**REQUIRED TASK**
Your task is to print all of the data word for word.

Saved data entries:
----------------------------------------

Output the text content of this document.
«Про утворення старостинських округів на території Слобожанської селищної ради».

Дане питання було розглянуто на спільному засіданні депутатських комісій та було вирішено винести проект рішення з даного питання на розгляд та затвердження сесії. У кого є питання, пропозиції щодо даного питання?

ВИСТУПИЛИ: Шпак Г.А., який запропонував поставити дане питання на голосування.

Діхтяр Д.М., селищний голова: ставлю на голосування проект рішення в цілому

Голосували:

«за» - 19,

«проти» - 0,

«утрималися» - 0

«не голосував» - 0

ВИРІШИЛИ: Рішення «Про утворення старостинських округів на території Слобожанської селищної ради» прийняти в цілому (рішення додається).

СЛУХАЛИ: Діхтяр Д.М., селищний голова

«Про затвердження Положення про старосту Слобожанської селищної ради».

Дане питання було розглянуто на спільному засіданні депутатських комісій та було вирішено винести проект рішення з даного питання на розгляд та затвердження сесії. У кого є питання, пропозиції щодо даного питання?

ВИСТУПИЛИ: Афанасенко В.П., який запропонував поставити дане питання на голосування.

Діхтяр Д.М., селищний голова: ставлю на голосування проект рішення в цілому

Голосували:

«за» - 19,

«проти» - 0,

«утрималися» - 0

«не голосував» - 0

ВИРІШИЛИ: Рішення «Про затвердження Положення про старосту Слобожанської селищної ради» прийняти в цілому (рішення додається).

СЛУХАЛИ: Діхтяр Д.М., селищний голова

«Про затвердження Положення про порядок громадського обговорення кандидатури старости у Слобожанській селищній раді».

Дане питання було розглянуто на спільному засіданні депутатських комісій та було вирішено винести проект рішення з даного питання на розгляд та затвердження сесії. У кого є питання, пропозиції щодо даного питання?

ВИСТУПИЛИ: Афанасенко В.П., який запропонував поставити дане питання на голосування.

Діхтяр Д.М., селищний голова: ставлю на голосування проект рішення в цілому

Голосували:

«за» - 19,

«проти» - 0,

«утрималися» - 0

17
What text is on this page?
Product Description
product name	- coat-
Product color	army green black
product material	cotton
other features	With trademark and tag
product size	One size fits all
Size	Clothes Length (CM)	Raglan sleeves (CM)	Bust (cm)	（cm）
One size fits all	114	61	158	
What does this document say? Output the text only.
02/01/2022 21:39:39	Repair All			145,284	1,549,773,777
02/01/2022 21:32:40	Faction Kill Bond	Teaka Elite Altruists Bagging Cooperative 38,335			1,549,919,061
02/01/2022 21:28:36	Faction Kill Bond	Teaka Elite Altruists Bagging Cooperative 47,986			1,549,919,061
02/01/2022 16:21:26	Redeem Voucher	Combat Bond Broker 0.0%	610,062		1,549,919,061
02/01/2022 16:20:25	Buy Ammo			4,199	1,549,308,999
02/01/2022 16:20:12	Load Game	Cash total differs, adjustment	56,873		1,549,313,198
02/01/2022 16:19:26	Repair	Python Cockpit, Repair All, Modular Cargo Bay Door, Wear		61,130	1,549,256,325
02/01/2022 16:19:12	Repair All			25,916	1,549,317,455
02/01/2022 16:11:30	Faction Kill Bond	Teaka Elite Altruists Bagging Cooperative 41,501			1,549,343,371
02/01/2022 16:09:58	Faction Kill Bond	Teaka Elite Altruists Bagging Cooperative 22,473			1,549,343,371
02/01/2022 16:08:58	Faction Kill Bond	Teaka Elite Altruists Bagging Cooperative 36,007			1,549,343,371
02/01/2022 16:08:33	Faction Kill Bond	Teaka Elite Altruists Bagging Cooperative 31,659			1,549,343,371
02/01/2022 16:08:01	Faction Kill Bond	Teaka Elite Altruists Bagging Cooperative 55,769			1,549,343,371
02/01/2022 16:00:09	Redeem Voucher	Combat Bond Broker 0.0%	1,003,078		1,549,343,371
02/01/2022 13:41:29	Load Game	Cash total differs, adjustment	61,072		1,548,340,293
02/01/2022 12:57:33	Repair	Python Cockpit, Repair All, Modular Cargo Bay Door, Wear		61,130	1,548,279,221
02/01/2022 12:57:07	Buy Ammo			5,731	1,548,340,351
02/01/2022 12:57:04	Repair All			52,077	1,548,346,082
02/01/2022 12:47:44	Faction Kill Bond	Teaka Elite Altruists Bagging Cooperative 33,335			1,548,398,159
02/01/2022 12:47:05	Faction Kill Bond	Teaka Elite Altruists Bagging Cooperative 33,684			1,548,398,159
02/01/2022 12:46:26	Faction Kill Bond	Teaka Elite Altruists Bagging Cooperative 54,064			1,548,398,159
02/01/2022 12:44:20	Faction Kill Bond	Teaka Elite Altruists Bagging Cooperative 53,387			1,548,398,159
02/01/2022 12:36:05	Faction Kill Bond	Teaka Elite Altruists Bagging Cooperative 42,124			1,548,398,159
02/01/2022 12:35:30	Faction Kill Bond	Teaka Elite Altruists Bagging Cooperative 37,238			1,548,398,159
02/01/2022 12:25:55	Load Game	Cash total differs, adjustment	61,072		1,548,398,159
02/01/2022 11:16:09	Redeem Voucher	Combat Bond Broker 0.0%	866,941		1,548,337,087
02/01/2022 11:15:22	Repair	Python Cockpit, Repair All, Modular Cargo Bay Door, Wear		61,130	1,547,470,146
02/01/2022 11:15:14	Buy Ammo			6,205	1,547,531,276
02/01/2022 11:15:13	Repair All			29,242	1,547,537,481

----------------------------------------

**COMPLETE RESPONSE**
Output the text content of this document.
«Про утворення старостинських округів на території Слобожанської селищної ради».

Дане питання було розглянуто на спільному засіданні депутатських комісій та було вирішено винести проект рішення з даного питання на розгляд та затвердження сесії. У кого є питання, пропозиції щодо даного питання?

ВИСТУПИЛИ: Шпак Г.А., який запропонував поставити дане питання на голосування.

Діхтяр Д.М., селищний голова: ставлю на голосування проект рішення в цілому

Голосували:

«за» - 19,

«проти» - 0,

«утрималися» - 0

«не голосував» - 0

ВИРІШИЛИ: Рішення «Про утворення старостинських округів на території Слобожанської селищної ради» прийняти в цілому (рішення додається).

СЛУХАЛИ: Діхтяр Д.М., селищний голова

«Про затвердження Положення про старосту Слобожанської селищної ради».

Дане питання було розглянуто на спільному засіданні депутатських комісій та було вирішено винести проект рішення з даного питання на розгляд та затвердження сесії. У кого є питання, пропозиції щодо даного питання?

ВИСТУПИЛИ: Афанасенко В.П., який запропонував поставити дане питання на голосування.

Діхтяр Д.М., селищний голова: ставлю на голосування проект рішення в цілому

Голосували:

«за» - 19,

«проти» - 0,

«утрималися» - 0

«не голосував» - 0

ВИРІШИЛИ: Рішення «Про затвердження Положення про старосту Слобожанської селищної ради» прийняти в цілому (рішення додається).

СЛУХАЛИ: Діхтяр Д.М., селищний голова

«Про затвердження Положення про порядок громадського обговорення кандидатури старости у Слобожанській селищній раді».

Дане питання було розглянуто на спільному засіданні депутатських комісій та було вирішено винести проект рішення з даного питання на розгляд та затвердження сесії. У кого є питання, пропозиції щодо даного питання?

ВИСТУПИЛИ: Афанасенко В.П., який запропонував поставити дане питання на голосування.

Діхтяр Д.М., селищний голова: ставлю на голосування проект рішення в цілому

Голосували:

«за» - 19,

«проти» - 0,

«утрималися» - 0

17
What text is on this page?
Product Description
product name	- coat-
Product color	army green black
product material	cotton
other features	With trademark and tag
product size	One size fits all
Size	Clothes Length (CM)	Raglan sleeves (CM)	Bust (cm)	（cm）
One size fits all	114	61	158	
What does this document say? Output the text only.
02/01/2022 21:39:39	Repair All			145,284	1,549,773,777
02/01/2022 21:32:40	Faction Kill Bond	Teaka Elite Altruists Bagging Cooperative 38,335			1,549,919,061
02/01/2022 21:28:36	Faction Kill Bond	Teaka Elite Altruists Bagging Cooperative 47,986			1,549,919,061
02/01/2022 16:21:26	Redeem Voucher	Combat Bond Broker 0.0%	610,062		1,549,919,061
02/01/2022 16:20:25	Buy Ammo			4,199	1,549,308,999
02/01/2022 16:20:12	Load Game	Cash total differs, adjustment	56,873		1,549,313,198
02/01/2022 16:19:26	Repair	Python Cockpit, Repair All, Modular Cargo Bay Door, Wear		61,130	1,549,256,325
02/01/2022 16:19:12	Repair All			25,916	1,549,317,455
02/01/2022 16:11:30	Faction Kill Bond	Teaka Elite Altruists Bagging Cooperative 41,501			1,549,343,371
02/01/2022 16:09:58	Faction Kill Bond	Teaka Elite Altruists Bagging Cooperative 22,473			1,549,343,371
02/01/2022 16:08:58	Faction Kill Bond	Teaka Elite Altruists Bagging Cooperative 36,007			1,549,343,371
02/01/2022 16:08:33	Faction Kill Bond	Teaka Elite Altruists Bagging Cooperative 31,659			1,549,343,371
02/01/2022 16:08:01	Faction Kill Bond	Teaka Elite Altruists Bagging Cooperative 55,769			1,549,343,371
02/01/2022 16:00:09	Redeem Voucher	Combat Bond Broker 0.0%	1,003,078		1,549,343,371
02/01/2022 13:41:29	Load Game	Cash total differs, adjustment	61,072		1,548,340,293
02/01/2022 12:57:33	Repair	Python Cockpit, Repair All, Modular Cargo Bay Door, Wear		61,130	1,548,279,221
02/01/2022 12:57:07	Buy Ammo			5,731	1,548,340,351
02/01/2022 12:57:04	Repair All			52,077	1,548,346,082
02/01/2022 12:47:44	Faction Kill Bond	Teaka Elite Altruists Bagging Cooperative 33,335			1,548,398,159
02/01/2022 12:47:05	Faction Kill Bond	Teaka Elite Altruists Bagging Cooperative 33,684			1,548,398,159
02/01/2022 12:46:26	Faction Kill Bond	Teaka Elite Altruists Bagging Cooperative 54,064			1,548,398,159
02/01/2022 12:44:20	Faction Kill Bond	Teaka Elite Altruists Bagging Cooperative 53,387			1,548,398,159
02/01/2022 12:36:05	Faction Kill Bond	Teaka Elite Altruists Bagging Cooperative 42,124			1,548,398,159
02/01/2022 12:35:30	Faction Kill Bond	Teaka Elite Altruists Bagging Cooperative 37,238			1,548,398,159
02/01/2022 12:25:55	Load Game	Cash total differs, adjustment	61,072		1,548,398,159
02/01/2022 11:16:09	Redeem Voucher	Combat Bond Broker 0.0%	866,941		1,548,337,087
02/01/2022 11:15:22	Repair	Python Cockpit, Repair All, Modular Cargo Bay Door, Wear		61,130	1,547,470,146
02/01/2022 11:15:14	Buy Ammo			6,205	1,547,531,276
02/01/2022 11:15:13	Repair All			29,242	1,547,537,481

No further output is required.